Task brief: Spot each line that carries the word "соединители"; copy those lines.

>> start Material for this exercise

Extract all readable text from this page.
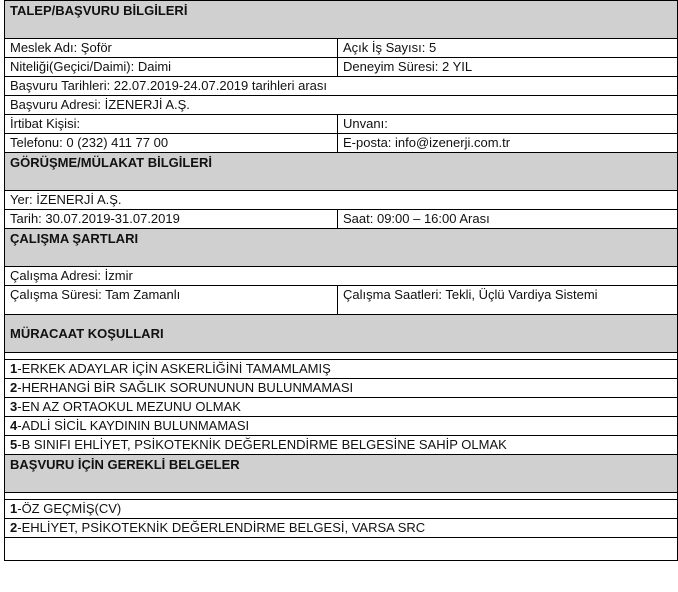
TALEP/BAŞVURU BİLGİLERİ	
Meslek Adı: Şoför	Açık İş Sayısı: 5
Niteliği(Geçici/Daimi): Daimi	Deneyim Süresi: 2 YIL
Başvuru Tarihleri: 22.07.2019-24.07.2019 tarihleri arası	
Başvuru Adresi: İZENERJİ A.Ş.	
İrtibat Kişisi:	Unvanı:
Telefonu: 0 (232) 411 77 00	E-posta: info@izenerji.com.tr
GÖRÜŞME/MÜLAKAT BİLGİLERİ	
Yer: İZENERJİ A.Ş.	
Tarih: 30.07.2019-31.07.2019	Saat: 09:00 – 16:00 Arası
ÇALIŞMA ŞARTLARI	
Çalışma Adresi: İzmir	
Çalışma Süresi: Tam Zamanlı	Çalışma Saatleri: Tekli, Üçlü Vardiya Sistemi
MÜRACAAT KOŞULLARI	

1-ERKEK ADAYLAR İÇİN ASKERLİĞİNİ TAMAMLAMIŞ	
2-HERHANGİ BİR SAĞLIK SORUNUNUN BULUNMAMASI	
3-EN AZ ORTAOKUL MEZUNU OLMAK	
4-ADLİ SİCİL KAYDININ BULUNMAMASI	
5-B SINIFI EHLİYET, PSİKOTEKNİK DEĞERLENDİRME BELGESİNE SAHİP OLMAK	
BAŞVURU İÇİN GEREKLİ BELGELER	

1-ÖZ GEÇMİŞ(CV)	
2-EHLİYET, PSİKOTEKNİK DEĞERLENDİRME BELGESİ, VARSA SRC	
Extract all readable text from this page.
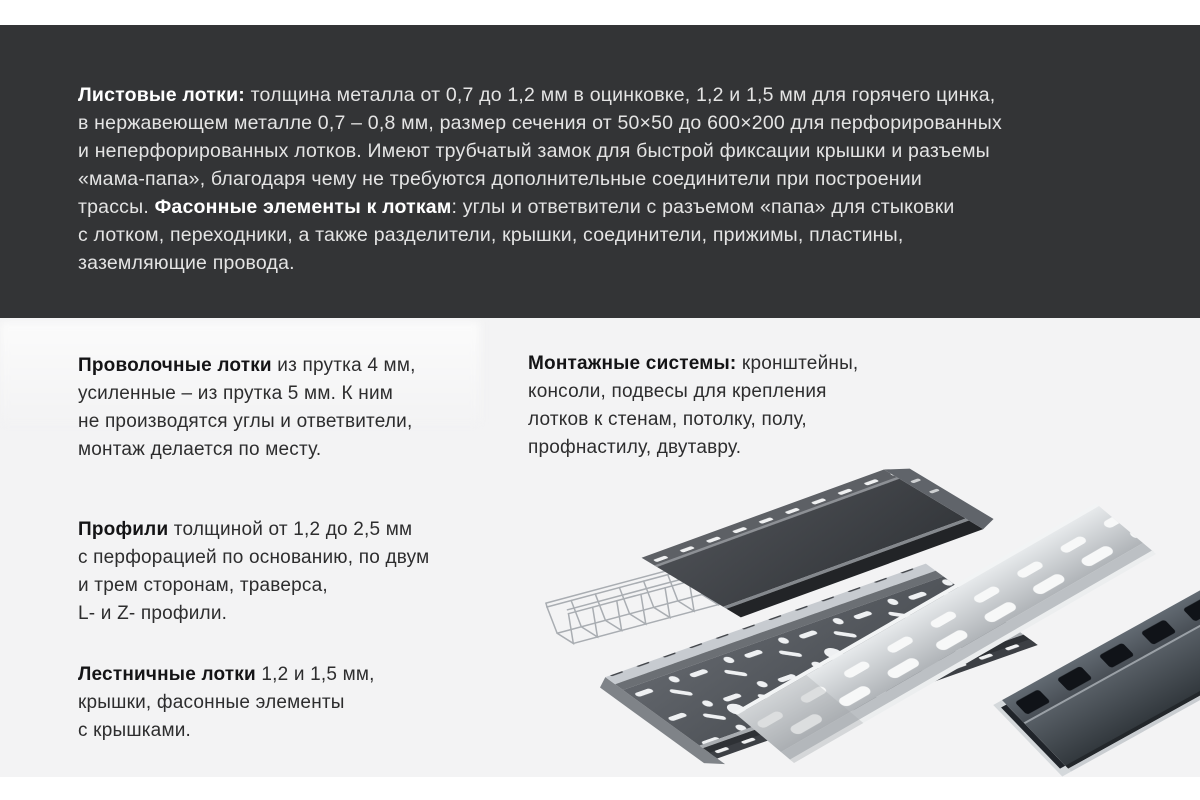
Листовые лотки: толщина металла от 0,7 до 1,2 мм в оцинковке, 1,2 и 1,5 мм для горячего цинка,
в нержавеющем металле 0,7 – 0,8 мм, размер сечения от 50×50 до 600×200 для перфорированных
и неперфорированных лотков. Имеют трубчатый замок для быстрой фиксации крышки и разъемы
«мама-папа», благодаря чему не требуются дополнительные соединители при построении
трассы. Фасонные элементы к лоткам: углы и ответвители с разъемом «папа» для стыковки
с лотком, переходники, а также разделители, крышки, соединители, прижимы, пластины,
заземляющие провода.
Проволочные лотки из прутка 4 мм,
усиленные – из прутка 5 мм. К ним
не производятся углы и ответвители,
монтаж делается по месту.
Профили толщиной от 1,2 до 2,5 мм
с перфорацией по основанию, по двум
и трем сторонам, траверса,
L- и Z- профили.
Лестничные лотки 1,2 и 1,5 мм,
крышки, фасонные элементы
с крышками.
Монтажные системы: кронштейны,
консоли, подвесы для крепления
лотков к стенам, потолку, полу,
профнастилу, двутавру.
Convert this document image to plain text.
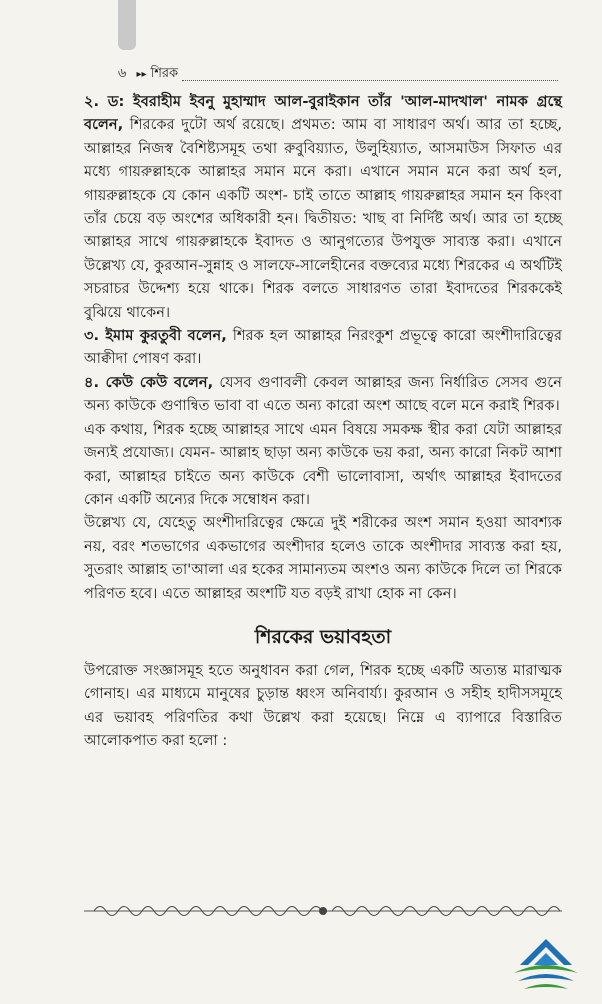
৬ ▸▸ শিরক

২. ড: ইবরাহীম ইবনু মুহাম্মাদ আল-বুরাইকান তাঁর 'আল-মাদখাল' নামক গ্রন্থে বলেন, শিরকের দুটো অর্থ রয়েছে। প্রথমত: আম বা সাধারণ অর্থ। আর তা হচ্ছে, আল্লাহর নিজস্ব বৈশিষ্ট্যসমূহ তথা রুবুবিয়্যাত, উলুহিয়্যাত, আসমাউস সিফাত এর মধ্যে গায়রুল্লাহকে আল্লাহর সমান মনে করা। এখানে সমান মনে করা অর্থ হল, গায়রুল্লাহকে যে কোন একটি অংশ- চাই তাতে আল্লাহ গায়রুল্লাহর সমান হন কিংবা তাঁর চেয়ে বড় অংশের অধিকারী হন। দ্বিতীয়ত: খাছ বা নির্দিষ্ট অর্থ। আর তা হচ্ছে আল্লাহর সাথে গায়রুল্লাহকে ইবাদত ও আনুগত্যের উপযুক্ত সাব্যস্ত করা। এখানে উল্লেখ্য যে, কুরআন-সুন্নাহ ও সালফে-সালেহীনের বক্তব্যের মধ্যে শিরকের এ অর্থটিই সচরাচর উদ্দেশ্য হয়ে থাকে। শিরক বলতে সাধারণত তারা ইবাদতের শিরককেই বুঝিয়ে থাকেন।

৩. ইমাম কুরতুবী বলেন, শিরক হল আল্লাহর নিরংকুশ প্রভূত্বে কারো অংশীদারিত্বের আক্বীদা পোষণ করা।

৪. কেউ কেউ বলেন, যেসব গুণাবলী কেবল আল্লাহর জন্য নির্ধারিত সেসব গুনে অন্য কাউকে গুণান্বিত ভাবা বা এতে অন্য কারো অংশ আছে বলে মনে করাই শিরক।

এক কথায়, শিরক হচ্ছে আল্লাহর সাথে এমন বিষয়ে সমকক্ষ স্থীর করা যেটা আল্লাহর জন্যই প্রযোজ্য। যেমন- আল্লাহ ছাড়া অন্য কাউকে ভয় করা, অন্য কারো নিকট আশা করা, আল্লাহর চাইতে অন্য কাউকে বেশী ভালোবাসা, অর্থাৎ আল্লাহর ইবাদতের কোন একটি অন্যের দিকে সম্বোধন করা।

উল্লেখ্য যে, যেহেতু অংশীদারিত্বের ক্ষেত্রে দুই শরীকের অংশ সমান হওয়া আবশ্যক নয়, বরং শতভাগের একভাগের অংশীদার হলেও তাকে অংশীদার সাব্যস্ত করা হয়, সুতরাং আল্লাহ তা'আলা এর হকের সামান্যতম অংশও অন্য কাউকে দিলে তা শিরকে পরিণত হবে। এতে আল্লাহর অংশটি যত বড়ই রাখা হোক না কেন।

শিরকের ভয়াবহতা

উপরোক্ত সংজ্ঞাসমূহ হতে অনুধাবন করা গেল, শিরক হচ্ছে একটি অত্যন্ত মারাত্মক গোনাহ। এর মাধ্যমে মানুষের চুড়ান্ত ধ্বংস অনিবার্য্য। কুরআন ও সহীহ হাদীসসমূহে এর ভয়াবহ পরিণতির কথা উল্লেখ করা হয়েছে। নিম্নে এ ব্যাপারে বিস্তারিত আলোকপাত করা হলো :
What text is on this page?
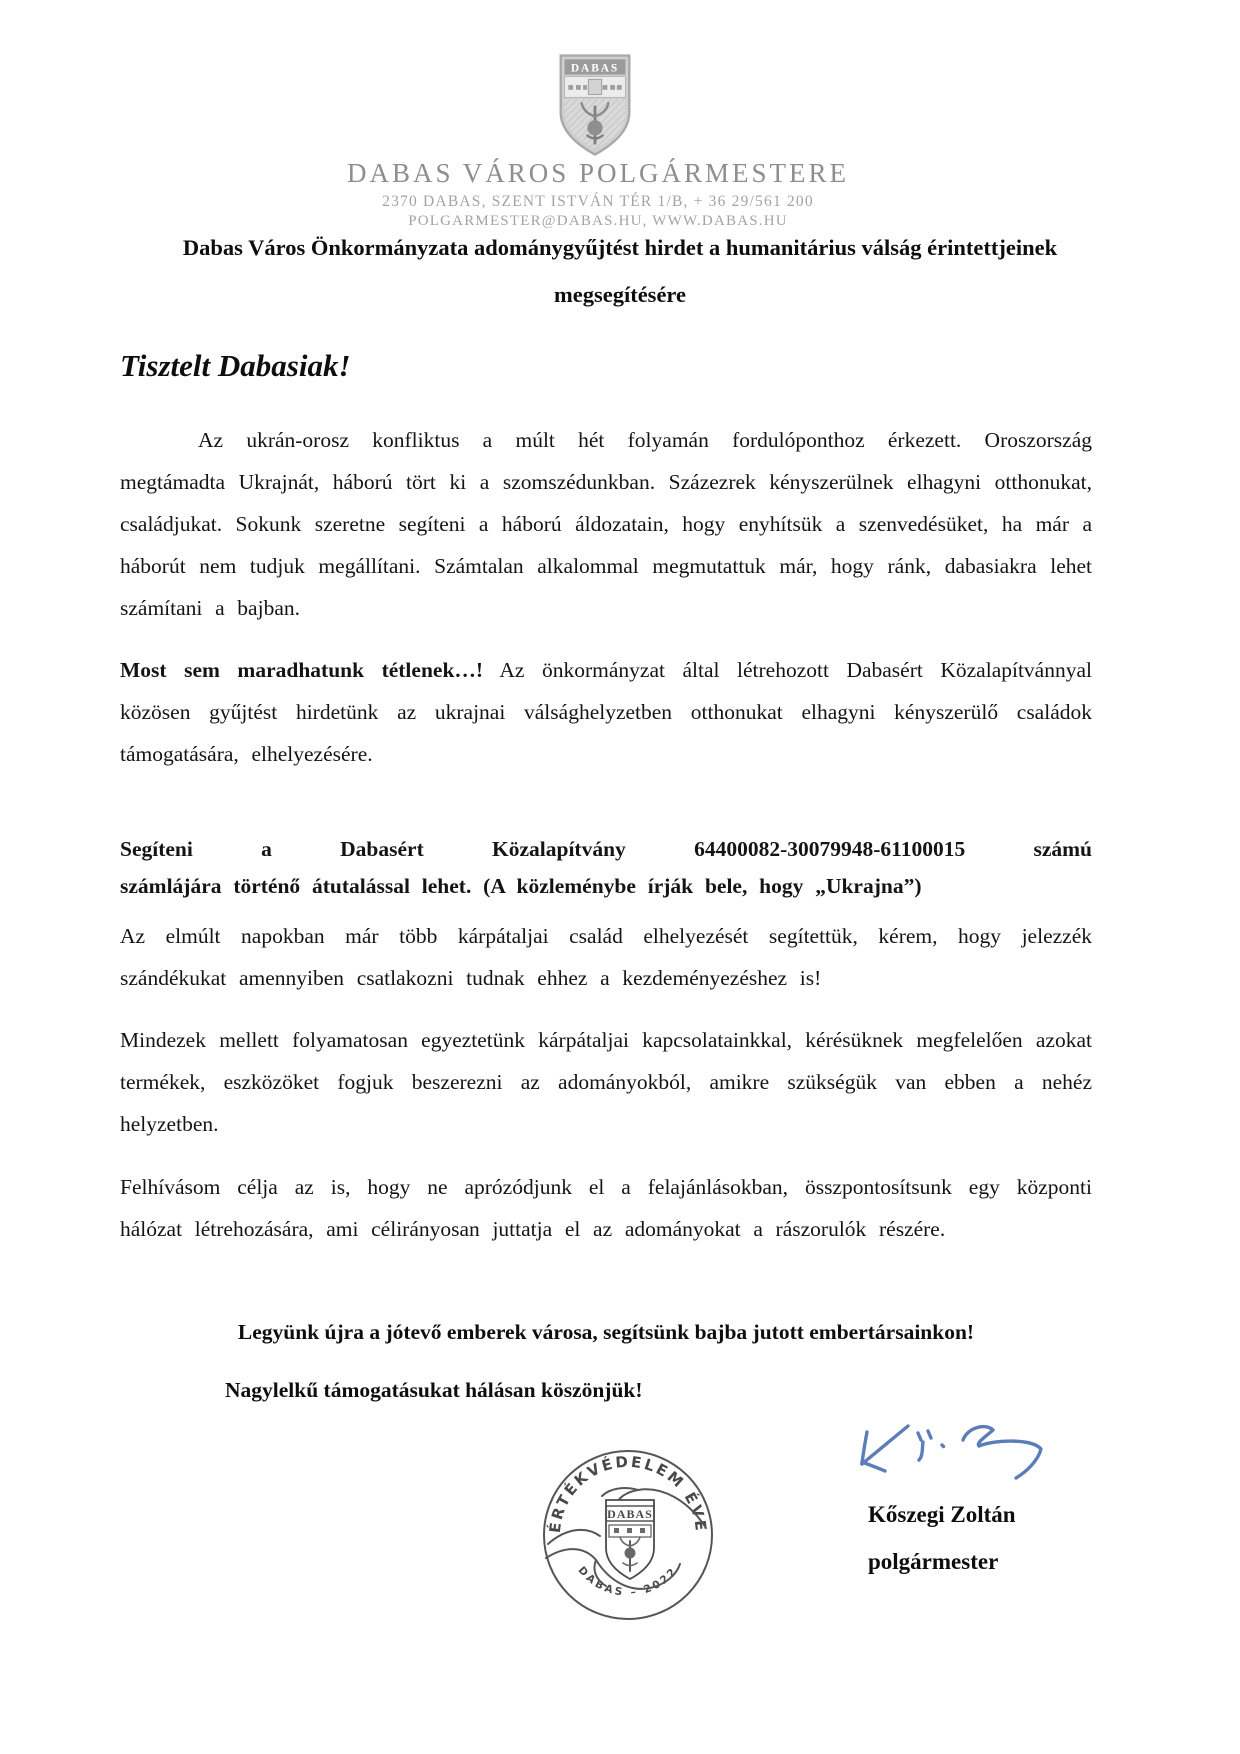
DABAS
DABAS VÁROS POLGÁRMESTERE
2370 DABAS, SZENT ISTVÁN TÉR 1/B, + 36 29/561 200
POLGARMESTER@DABAS.HU, WWW.DABAS.HU
Dabas Város Önkormányzata adománygyűjtést hirdet a humanitárius válság érintettjeinek megsegítésére
Tisztelt Dabasiak!

Az ukrán-orosz konfliktus a múlt hét folyamán fordulóponthoz érkezett. Oroszország megtámadta Ukrajnát, háború tört ki a szomszédunkban. Százezrek kényszerülnek elhagyni otthonukat, családjukat. Sokunk szeretne segíteni a háború áldozatain, hogy enyhítsük a szenvedésüket, ha már a háborút nem tudjuk megállítani. Számtalan alkalommal megmutattuk már, hogy ránk, dabasiakra lehet számítani a bajban.

Most sem maradhatunk tétlenek…! Az önkormányzat által létrehozott Dabasért Közalapítvánnyal közösen gyűjtést hirdetünk az ukrajnai válsághelyzetben otthonukat elhagyni kényszerülő családok támogatására, elhelyezésére.

Segíteni a Dabasért Közalapítvány 64400082-30079948-61100015 számú
számlájára történő átutalással lehet. (A közleménybe írják bele, hogy „Ukrajna”)

Az elmúlt napokban már több kárpátaljai család elhelyezését segítettük, kérem, hogy jelezzék szándékukat amennyiben csatlakozni tudnak ehhez a kezdeményezéshez is!

Mindezek mellett folyamatosan egyeztetünk kárpátaljai kapcsolatainkkal, kérésüknek megfelelően azokat termékek, eszközöket fogjuk beszerezni az adományokból, amikre szükségük van ebben a nehéz helyzetben.

Felhívásom célja az is, hogy ne aprózódjunk el a felajánlásokban, összpontosítsunk egy központi hálózat létrehozására, ami célirányosan juttatja el az adományokat a rászorulók részére.

Legyünk újra a jótevő emberek városa, segítsünk bajba jutott embertársainkon!
Nagylelkű támogatásukat hálásan köszönjük!
ÉRTÉKVÉDELEM ÉVE
DABAS – 2022
DABAS	Kőszegi Zoltán
polgármester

>> end Material for this exercise

Response to this exercise:
«мама-папа», благодаря чему не требуются дополнительные соединители при построении
с лотком, переходники, а также разделители, крышки, соединители, прижимы, пластины,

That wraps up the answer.